** start Input records **

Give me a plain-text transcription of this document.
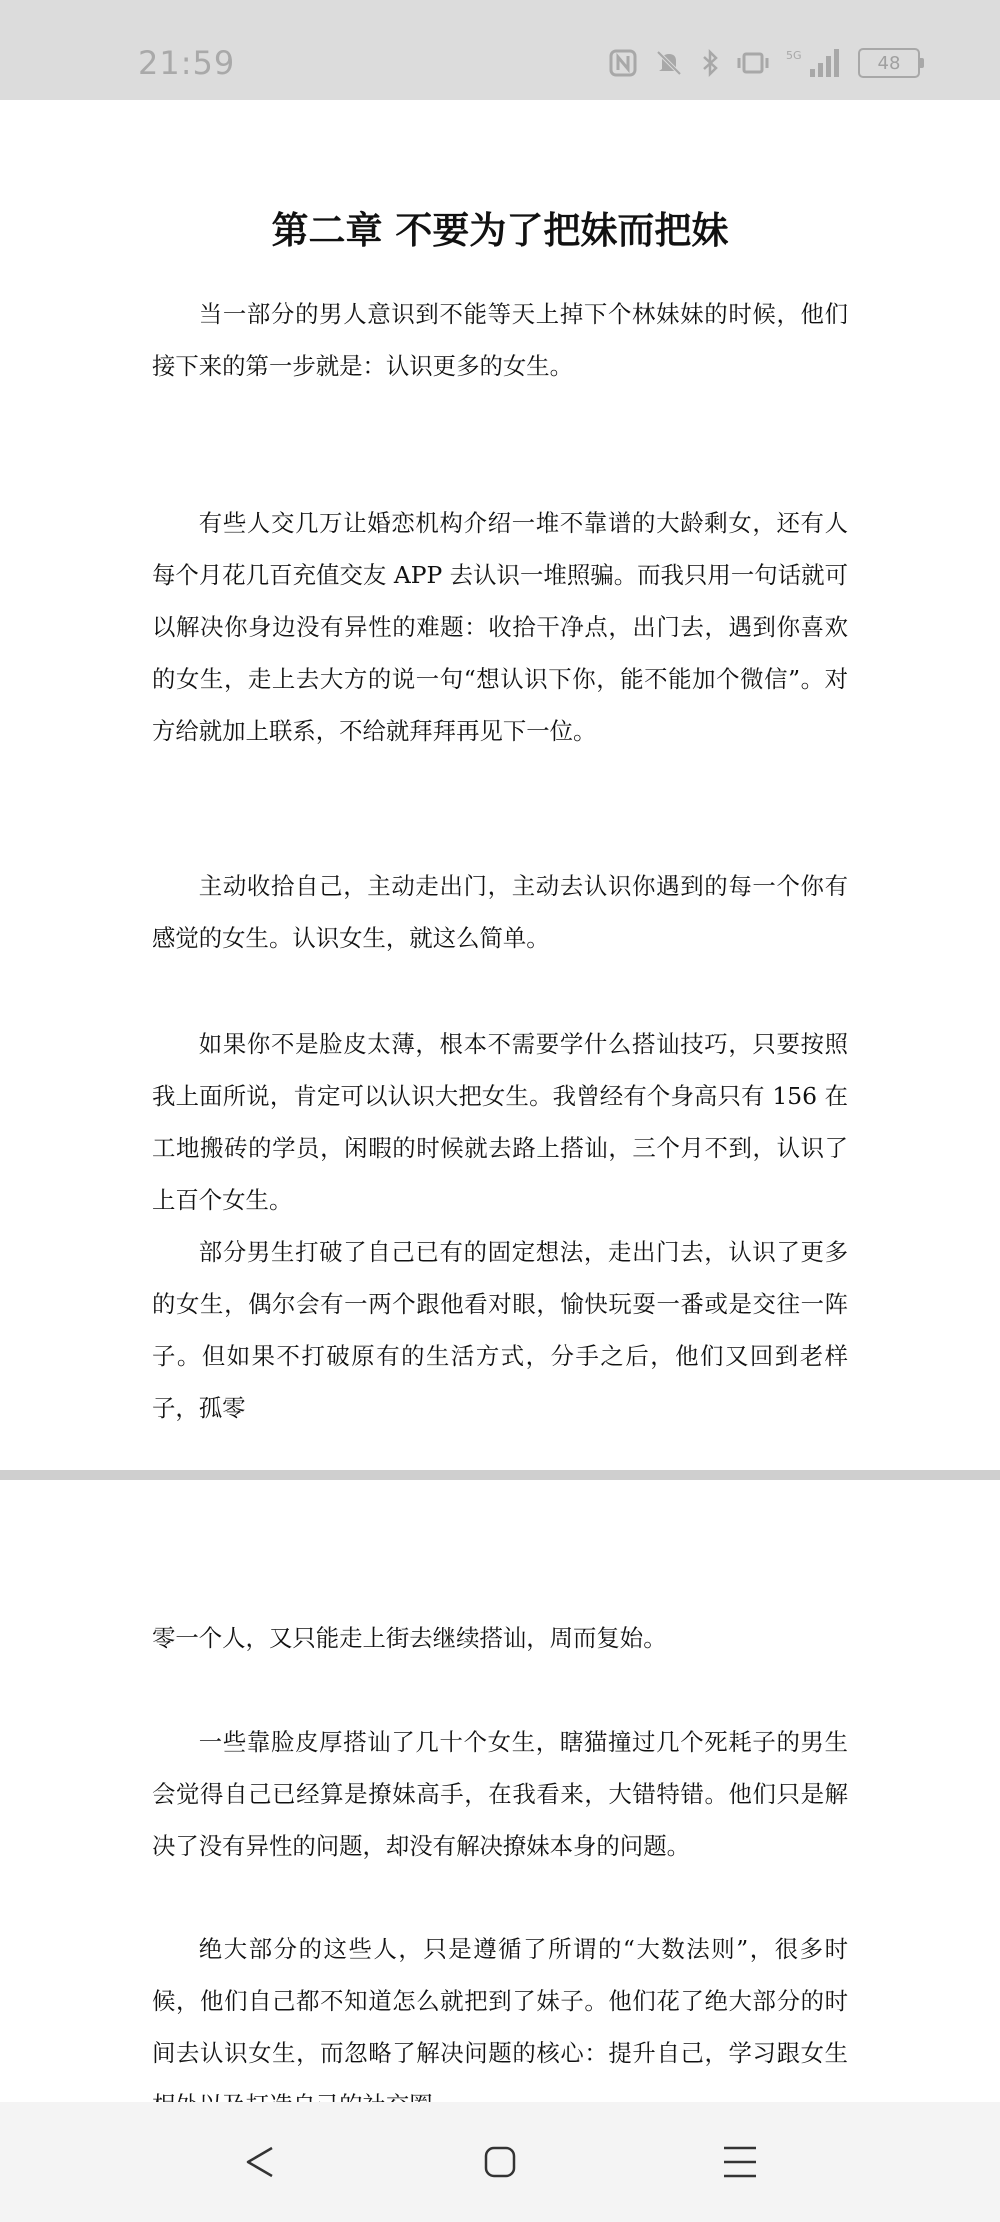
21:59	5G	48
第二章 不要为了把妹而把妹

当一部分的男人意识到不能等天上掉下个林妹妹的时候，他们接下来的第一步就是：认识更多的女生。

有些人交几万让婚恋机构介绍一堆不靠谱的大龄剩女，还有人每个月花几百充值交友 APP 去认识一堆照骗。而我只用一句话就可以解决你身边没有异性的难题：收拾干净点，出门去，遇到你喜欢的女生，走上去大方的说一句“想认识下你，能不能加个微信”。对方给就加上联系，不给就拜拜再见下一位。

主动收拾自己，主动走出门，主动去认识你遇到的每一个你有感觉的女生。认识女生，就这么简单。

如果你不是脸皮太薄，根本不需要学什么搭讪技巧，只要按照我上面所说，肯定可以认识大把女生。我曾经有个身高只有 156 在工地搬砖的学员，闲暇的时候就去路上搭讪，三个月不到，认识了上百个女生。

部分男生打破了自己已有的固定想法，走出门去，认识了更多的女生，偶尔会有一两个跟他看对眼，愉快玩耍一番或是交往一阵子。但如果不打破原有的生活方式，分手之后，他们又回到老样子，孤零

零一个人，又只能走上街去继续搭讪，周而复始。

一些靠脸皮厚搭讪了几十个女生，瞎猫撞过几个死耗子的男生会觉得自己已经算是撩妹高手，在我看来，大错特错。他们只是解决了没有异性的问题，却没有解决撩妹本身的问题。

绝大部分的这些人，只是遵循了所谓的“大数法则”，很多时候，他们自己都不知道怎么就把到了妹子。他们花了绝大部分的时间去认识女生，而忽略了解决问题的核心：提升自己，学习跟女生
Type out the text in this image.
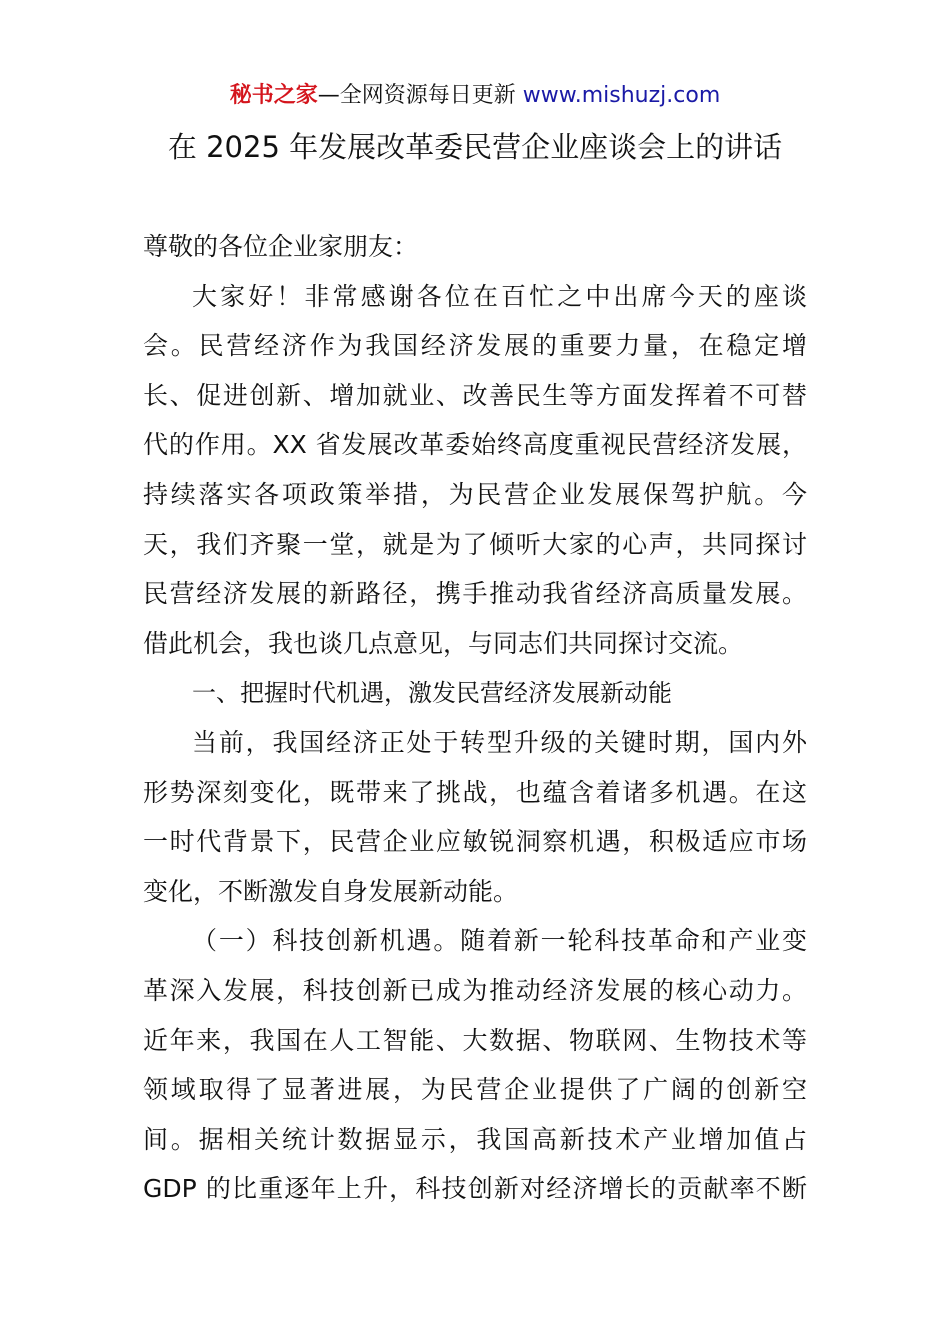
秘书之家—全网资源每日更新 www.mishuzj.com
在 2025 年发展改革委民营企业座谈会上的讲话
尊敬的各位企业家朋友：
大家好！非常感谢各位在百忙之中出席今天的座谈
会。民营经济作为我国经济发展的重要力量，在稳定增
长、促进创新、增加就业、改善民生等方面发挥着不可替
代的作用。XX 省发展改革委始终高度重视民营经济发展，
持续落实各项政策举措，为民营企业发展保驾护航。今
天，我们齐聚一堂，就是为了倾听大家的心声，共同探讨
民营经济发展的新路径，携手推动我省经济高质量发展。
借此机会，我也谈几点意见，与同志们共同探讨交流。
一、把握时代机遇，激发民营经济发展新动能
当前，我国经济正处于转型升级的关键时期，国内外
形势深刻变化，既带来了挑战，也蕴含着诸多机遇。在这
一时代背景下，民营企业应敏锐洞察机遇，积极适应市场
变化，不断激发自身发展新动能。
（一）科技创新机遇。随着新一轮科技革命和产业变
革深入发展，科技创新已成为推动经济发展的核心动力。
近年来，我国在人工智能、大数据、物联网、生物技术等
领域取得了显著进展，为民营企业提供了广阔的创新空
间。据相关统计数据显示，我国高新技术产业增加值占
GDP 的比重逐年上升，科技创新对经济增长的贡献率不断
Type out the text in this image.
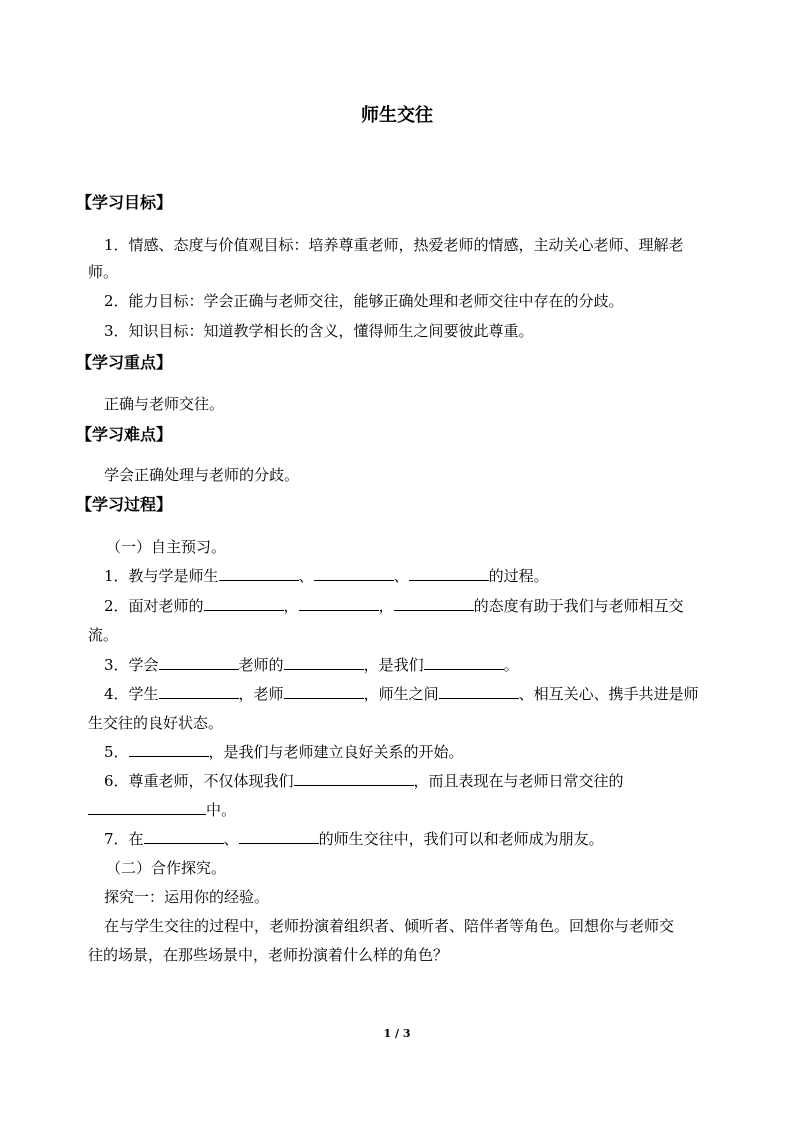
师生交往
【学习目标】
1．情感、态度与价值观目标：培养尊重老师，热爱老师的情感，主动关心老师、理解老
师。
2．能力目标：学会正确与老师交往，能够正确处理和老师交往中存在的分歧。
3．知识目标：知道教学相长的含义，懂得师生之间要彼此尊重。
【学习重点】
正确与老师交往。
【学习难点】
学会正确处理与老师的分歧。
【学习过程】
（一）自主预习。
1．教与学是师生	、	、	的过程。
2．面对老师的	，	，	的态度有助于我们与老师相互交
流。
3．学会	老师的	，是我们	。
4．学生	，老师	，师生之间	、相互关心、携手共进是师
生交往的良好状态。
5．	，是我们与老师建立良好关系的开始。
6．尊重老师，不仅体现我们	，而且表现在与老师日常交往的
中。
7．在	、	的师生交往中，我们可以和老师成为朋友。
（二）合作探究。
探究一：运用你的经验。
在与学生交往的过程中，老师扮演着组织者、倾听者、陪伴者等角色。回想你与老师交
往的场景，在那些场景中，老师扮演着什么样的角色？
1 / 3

** end Input records **

• _Your objective_
Omit the pictures, then quote the rest of the material above exactly.

• _Answer to the problem_
Give me a plain-text transcription of this document.
21:59	5G	48
第二章 不要为了把妹而把妹

当一部分的男人意识到不能等天上掉下个林妹妹的时候，他们接下来的第一步就是：认识更多的女生。

有些人交几万让婚恋机构介绍一堆不靠谱的大龄剩女，还有人每个月花几百充值交友 APP 去认识一堆照骗。而我只用一句话就可以解决你身边没有异性的难题：收拾干净点，出门去，遇到你喜欢的女生，走上去大方的说一句“想认识下你，能不能加个微信”。对方给就加上联系，不给就拜拜再见下一位。

主动收拾自己，主动走出门，主动去认识你遇到的每一个你有感觉的女生。认识女生，就这么简单。

如果你不是脸皮太薄，根本不需要学什么搭讪技巧，只要按照我上面所说，肯定可以认识大把女生。我曾经有个身高只有 156 在工地搬砖的学员，闲暇的时候就去路上搭讪，三个月不到，认识了上百个女生。

部分男生打破了自己已有的固定想法，走出门去，认识了更多的女生，偶尔会有一两个跟他看对眼，愉快玩耍一番或是交往一阵子。但如果不打破原有的生活方式，分手之后，他们又回到老样子，孤零

零一个人，又只能走上街去继续搭讪，周而复始。

一些靠脸皮厚搭讪了几十个女生，瞎猫撞过几个死耗子的男生会觉得自己已经算是撩妹高手，在我看来，大错特错。他们只是解决了没有异性的问题，却没有解决撩妹本身的问题。

绝大部分的这些人，只是遵循了所谓的“大数法则”，很多时候，他们自己都不知道怎么就把到了妹子。他们花了绝大部分的时间去认识女生，而忽略了解决问题的核心：提升自己，学习跟女生
Type out the text in this image.
秘书之家—全网资源每日更新 www.mishuzj.com
在 2025 年发展改革委民营企业座谈会上的讲话
尊敬的各位企业家朋友：
大家好！非常感谢各位在百忙之中出席今天的座谈
会。民营经济作为我国经济发展的重要力量，在稳定增
长、促进创新、增加就业、改善民生等方面发挥着不可替
代的作用。XX 省发展改革委始终高度重视民营经济发展，
持续落实各项政策举措，为民营企业发展保驾护航。今
天，我们齐聚一堂，就是为了倾听大家的心声，共同探讨
民营经济发展的新路径，携手推动我省经济高质量发展。
借此机会，我也谈几点意见，与同志们共同探讨交流。
一、把握时代机遇，激发民营经济发展新动能
当前，我国经济正处于转型升级的关键时期，国内外
形势深刻变化，既带来了挑战，也蕴含着诸多机遇。在这
一时代背景下，民营企业应敏锐洞察机遇，积极适应市场
变化，不断激发自身发展新动能。
（一）科技创新机遇。随着新一轮科技革命和产业变
革深入发展，科技创新已成为推动经济发展的核心动力。
近年来，我国在人工智能、大数据、物联网、生物技术等
领域取得了显著进展，为民营企业提供了广阔的创新空
间。据相关统计数据显示，我国高新技术产业增加值占
GDP 的比重逐年上升，科技创新对经济增长的贡献率不断
Type out the text in this image.
师生交往
【学习目标】
1．情感、态度与价值观目标：培养尊重老师，热爱老师的情感，主动关心老师、理解老
师。
2．能力目标：学会正确与老师交往，能够正确处理和老师交往中存在的分歧。
3．知识目标：知道教学相长的含义，懂得师生之间要彼此尊重。
【学习重点】
正确与老师交往。
【学习难点】
学会正确处理与老师的分歧。
【学习过程】
（一）自主预习。
1．教与学是师生	、	、	的过程。
2．面对老师的	，	，	的态度有助于我们与老师相互交
流。
3．学会	老师的	，是我们	。
4．学生	，老师	，师生之间	、相互关心、携手共进是师
生交往的良好状态。
5．	，是我们与老师建立良好关系的开始。
6．尊重老师，不仅体现我们	，而且表现在与老师日常交往的
中。
7．在	、	的师生交往中，我们可以和老师成为朋友。
（二）合作探究。
探究一：运用你的经验。
在与学生交往的过程中，老师扮演着组织者、倾听者、陪伴者等角色。回想你与老师交
往的场景，在那些场景中，老师扮演着什么样的角色？
1 / 3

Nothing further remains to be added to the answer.